Goal.
Reproduce every entry exactly, without alteration.

Raw data.

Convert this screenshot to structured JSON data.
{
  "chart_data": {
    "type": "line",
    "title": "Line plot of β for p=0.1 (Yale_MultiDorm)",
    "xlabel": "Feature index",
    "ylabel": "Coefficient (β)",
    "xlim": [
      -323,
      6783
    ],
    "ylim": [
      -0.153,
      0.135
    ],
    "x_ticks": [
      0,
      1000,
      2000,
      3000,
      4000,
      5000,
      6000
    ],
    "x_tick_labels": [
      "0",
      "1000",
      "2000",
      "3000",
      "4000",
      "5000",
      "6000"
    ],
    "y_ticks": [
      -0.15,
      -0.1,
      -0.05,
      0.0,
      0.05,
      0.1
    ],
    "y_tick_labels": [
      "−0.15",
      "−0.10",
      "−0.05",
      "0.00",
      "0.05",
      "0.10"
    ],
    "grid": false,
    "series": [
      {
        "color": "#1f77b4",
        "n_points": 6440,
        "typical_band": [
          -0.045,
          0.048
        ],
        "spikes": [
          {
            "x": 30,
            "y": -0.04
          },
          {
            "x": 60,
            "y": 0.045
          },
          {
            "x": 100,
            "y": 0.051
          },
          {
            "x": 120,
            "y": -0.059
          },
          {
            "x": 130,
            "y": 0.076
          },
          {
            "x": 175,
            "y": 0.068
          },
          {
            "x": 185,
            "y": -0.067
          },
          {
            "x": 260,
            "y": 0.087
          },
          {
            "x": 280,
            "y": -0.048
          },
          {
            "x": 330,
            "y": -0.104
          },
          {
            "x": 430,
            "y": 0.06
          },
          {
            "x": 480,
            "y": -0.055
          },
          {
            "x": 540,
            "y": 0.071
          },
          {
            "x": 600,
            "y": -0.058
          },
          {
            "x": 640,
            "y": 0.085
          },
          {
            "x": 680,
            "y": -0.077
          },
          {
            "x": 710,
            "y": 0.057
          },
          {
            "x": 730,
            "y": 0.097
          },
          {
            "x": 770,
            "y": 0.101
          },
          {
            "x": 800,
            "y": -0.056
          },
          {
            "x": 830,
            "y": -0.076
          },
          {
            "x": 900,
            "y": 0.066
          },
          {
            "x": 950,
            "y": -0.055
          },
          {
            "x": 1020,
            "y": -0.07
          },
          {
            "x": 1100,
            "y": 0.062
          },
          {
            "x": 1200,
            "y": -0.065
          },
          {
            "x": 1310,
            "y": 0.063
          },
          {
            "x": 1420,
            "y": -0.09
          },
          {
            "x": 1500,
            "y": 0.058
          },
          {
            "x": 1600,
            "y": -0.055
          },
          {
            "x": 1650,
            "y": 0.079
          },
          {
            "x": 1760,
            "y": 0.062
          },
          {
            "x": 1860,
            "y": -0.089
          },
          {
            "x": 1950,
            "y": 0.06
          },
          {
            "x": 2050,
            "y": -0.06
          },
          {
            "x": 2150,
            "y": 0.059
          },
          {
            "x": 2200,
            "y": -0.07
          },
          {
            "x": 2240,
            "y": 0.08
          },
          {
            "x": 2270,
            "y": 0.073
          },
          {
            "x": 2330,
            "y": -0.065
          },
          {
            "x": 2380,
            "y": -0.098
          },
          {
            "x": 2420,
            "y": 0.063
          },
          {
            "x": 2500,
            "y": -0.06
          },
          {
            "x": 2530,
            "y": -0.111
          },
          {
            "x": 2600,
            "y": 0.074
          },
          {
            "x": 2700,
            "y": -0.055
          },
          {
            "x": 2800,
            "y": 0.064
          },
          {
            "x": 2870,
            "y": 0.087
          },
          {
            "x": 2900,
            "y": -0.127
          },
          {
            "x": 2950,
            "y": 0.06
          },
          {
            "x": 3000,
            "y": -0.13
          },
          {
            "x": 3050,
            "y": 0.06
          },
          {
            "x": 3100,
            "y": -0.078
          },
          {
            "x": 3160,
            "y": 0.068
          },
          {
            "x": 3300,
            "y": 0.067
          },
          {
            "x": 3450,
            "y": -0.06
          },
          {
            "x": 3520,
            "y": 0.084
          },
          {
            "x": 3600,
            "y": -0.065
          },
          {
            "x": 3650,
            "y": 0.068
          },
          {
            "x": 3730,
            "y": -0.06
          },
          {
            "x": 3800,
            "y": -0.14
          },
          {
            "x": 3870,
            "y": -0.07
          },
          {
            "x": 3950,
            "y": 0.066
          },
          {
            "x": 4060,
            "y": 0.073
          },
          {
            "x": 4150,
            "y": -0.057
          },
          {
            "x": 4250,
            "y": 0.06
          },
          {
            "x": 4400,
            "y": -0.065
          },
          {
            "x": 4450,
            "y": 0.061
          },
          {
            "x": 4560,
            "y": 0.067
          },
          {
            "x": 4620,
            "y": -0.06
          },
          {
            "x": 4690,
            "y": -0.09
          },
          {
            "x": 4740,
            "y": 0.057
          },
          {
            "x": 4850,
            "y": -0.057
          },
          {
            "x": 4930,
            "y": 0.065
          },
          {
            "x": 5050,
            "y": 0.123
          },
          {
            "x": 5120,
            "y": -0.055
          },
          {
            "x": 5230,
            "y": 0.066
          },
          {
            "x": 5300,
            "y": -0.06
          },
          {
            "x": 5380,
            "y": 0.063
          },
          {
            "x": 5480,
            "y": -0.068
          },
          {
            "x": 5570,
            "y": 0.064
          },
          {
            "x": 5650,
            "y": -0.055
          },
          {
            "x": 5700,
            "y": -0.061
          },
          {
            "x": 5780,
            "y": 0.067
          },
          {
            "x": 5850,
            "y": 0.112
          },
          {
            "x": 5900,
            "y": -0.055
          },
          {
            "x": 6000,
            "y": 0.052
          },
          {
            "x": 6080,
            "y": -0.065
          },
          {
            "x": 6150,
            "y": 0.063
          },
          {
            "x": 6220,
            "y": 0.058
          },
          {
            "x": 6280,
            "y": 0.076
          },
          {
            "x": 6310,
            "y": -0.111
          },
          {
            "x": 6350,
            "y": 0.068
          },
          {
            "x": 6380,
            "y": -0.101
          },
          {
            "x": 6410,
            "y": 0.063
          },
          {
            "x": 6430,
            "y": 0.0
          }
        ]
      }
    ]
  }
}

Solution for this exercise.
Convert this screenshot to structured JSON data.
{
  "chart_data": {
    "type": "line",
    "title": "Line plot of β for p=0.1 (Yale_MultiDorm)",
    "xlabel": "Feature index",
    "ylabel": "Coefficient (β)",
    "xlim": [
      -323,
      6783
    ],
    "ylim": [
      -0.153,
      0.135
    ],
    "x_ticks": [
      0,
      1000,
      2000,
      3000,
      4000,
      5000,
      6000
    ],
    "x_tick_labels": [
      "0",
      "1000",
      "2000",
      "3000",
      "4000",
      "5000",
      "6000"
    ],
    "y_ticks": [
      -0.15,
      -0.1,
      -0.05,
      0.0,
      0.05,
      0.1
    ],
    "y_tick_labels": [
      "−0.15",
      "−0.10",
      "−0.05",
      "0.00",
      "0.05",
      "0.10"
    ],
    "grid": false,
    "series": [
      {
        "color": "#1f77b4",
        "n_points": 6440,
        "typical_band": [
          -0.045,
          0.048
        ],
        "spikes": [
          {
            "x": 30,
            "y": -0.04
          },
          {
            "x": 60,
            "y": 0.045
          },
          {
            "x": 100,
            "y": 0.051
          },
          {
            "x": 120,
            "y": -0.059
          },
          {
            "x": 130,
            "y": 0.076
          },
          {
            "x": 175,
            "y": 0.068
          },
          {
            "x": 185,
            "y": -0.067
          },
          {
            "x": 260,
            "y": 0.087
          },
          {
            "x": 280,
            "y": -0.048
          },
          {
            "x": 330,
            "y": -0.104
          },
          {
            "x": 430,
            "y": 0.06
          },
          {
            "x": 480,
            "y": -0.055
          },
          {
            "x": 540,
            "y": 0.071
          },
          {
            "x": 600,
            "y": -0.058
          },
          {
            "x": 640,
            "y": 0.085
          },
          {
            "x": 680,
            "y": -0.077
          },
          {
            "x": 710,
            "y": 0.057
          },
          {
            "x": 730,
            "y": 0.097
          },
          {
            "x": 770,
            "y": 0.101
          },
          {
            "x": 800,
            "y": -0.056
          },
          {
            "x": 830,
            "y": -0.076
          },
          {
            "x": 900,
            "y": 0.066
          },
          {
            "x": 950,
            "y": -0.055
          },
          {
            "x": 1020,
            "y": -0.07
          },
          {
            "x": 1100,
            "y": 0.062
          },
          {
            "x": 1200,
            "y": -0.065
          },
          {
            "x": 1310,
            "y": 0.063
          },
          {
            "x": 1420,
            "y": -0.09
          },
          {
            "x": 1500,
            "y": 0.058
          },
          {
            "x": 1600,
            "y": -0.055
          },
          {
            "x": 1650,
            "y": 0.079
          },
          {
            "x": 1760,
            "y": 0.062
          },
          {
            "x": 1860,
            "y": -0.089
          },
          {
            "x": 1950,
            "y": 0.06
          },
          {
            "x": 2050,
            "y": -0.06
          },
          {
            "x": 2150,
            "y": 0.059
          },
          {
            "x": 2200,
            "y": -0.07
          },
          {
            "x": 2240,
            "y": 0.08
          },
          {
            "x": 2270,
            "y": 0.073
          },
          {
            "x": 2330,
            "y": -0.065
          },
          {
            "x": 2380,
            "y": -0.098
          },
          {
            "x": 2420,
            "y": 0.063
          },
          {
            "x": 2500,
            "y": -0.06
          },
          {
            "x": 2530,
            "y": -0.111
          },
          {
            "x": 2600,
            "y": 0.074
          },
          {
            "x": 2700,
            "y": -0.055
          },
          {
            "x": 2800,
            "y": 0.064
          },
          {
            "x": 2870,
            "y": 0.087
          },
          {
            "x": 2900,
            "y": -0.127
          },
          {
            "x": 2950,
            "y": 0.06
          },
          {
            "x": 3000,
            "y": -0.13
          },
          {
            "x": 3050,
            "y": 0.06
          },
          {
            "x": 3100,
            "y": -0.078
          },
          {
            "x": 3160,
            "y": 0.068
          },
          {
            "x": 3300,
            "y": 0.067
          },
          {
            "x": 3450,
            "y": -0.06
          },
          {
            "x": 3520,
            "y": 0.084
          },
          {
            "x": 3600,
            "y": -0.065
          },
          {
            "x": 3650,
            "y": 0.068
          },
          {
            "x": 3730,
            "y": -0.06
          },
          {
            "x": 3800,
            "y": -0.14
          },
          {
            "x": 3870,
            "y": -0.07
          },
          {
            "x": 3950,
            "y": 0.066
          },
          {
            "x": 4060,
            "y": 0.073
          },
          {
            "x": 4150,
            "y": -0.057
          },
          {
            "x": 4250,
            "y": 0.06
          },
          {
            "x": 4400,
            "y": -0.065
          },
          {
            "x": 4450,
            "y": 0.061
          },
          {
            "x": 4560,
            "y": 0.067
          },
          {
            "x": 4620,
            "y": -0.06
          },
          {
            "x": 4690,
            "y": -0.09
          },
          {
            "x": 4740,
            "y": 0.057
          },
          {
            "x": 4850,
            "y": -0.057
          },
          {
            "x": 4930,
            "y": 0.065
          },
          {
            "x": 5050,
            "y": 0.123
          },
          {
            "x": 5120,
            "y": -0.055
          },
          {
            "x": 5230,
            "y": 0.066
          },
          {
            "x": 5300,
            "y": -0.06
          },
          {
            "x": 5380,
            "y": 0.063
          },
          {
            "x": 5480,
            "y": -0.068
          },
          {
            "x": 5570,
            "y": 0.064
          },
          {
            "x": 5650,
            "y": -0.055
          },
          {
            "x": 5700,
            "y": -0.061
          },
          {
            "x": 5780,
            "y": 0.067
          },
          {
            "x": 5850,
            "y": 0.112
          },
          {
            "x": 5900,
            "y": -0.055
          },
          {
            "x": 6000,
            "y": 0.052
          },
          {
            "x": 6080,
            "y": -0.065
          },
          {
            "x": 6150,
            "y": 0.063
          },
          {
            "x": 6220,
            "y": 0.058
          },
          {
            "x": 6280,
            "y": 0.076
          },
          {
            "x": 6310,
            "y": -0.111
          },
          {
            "x": 6350,
            "y": 0.068
          },
          {
            "x": 6380,
            "y": -0.101
          },
          {
            "x": 6410,
            "y": 0.063
          },
          {
            "x": 6430,
            "y": 0.0
          }
        ]
      }
    ]
  }
}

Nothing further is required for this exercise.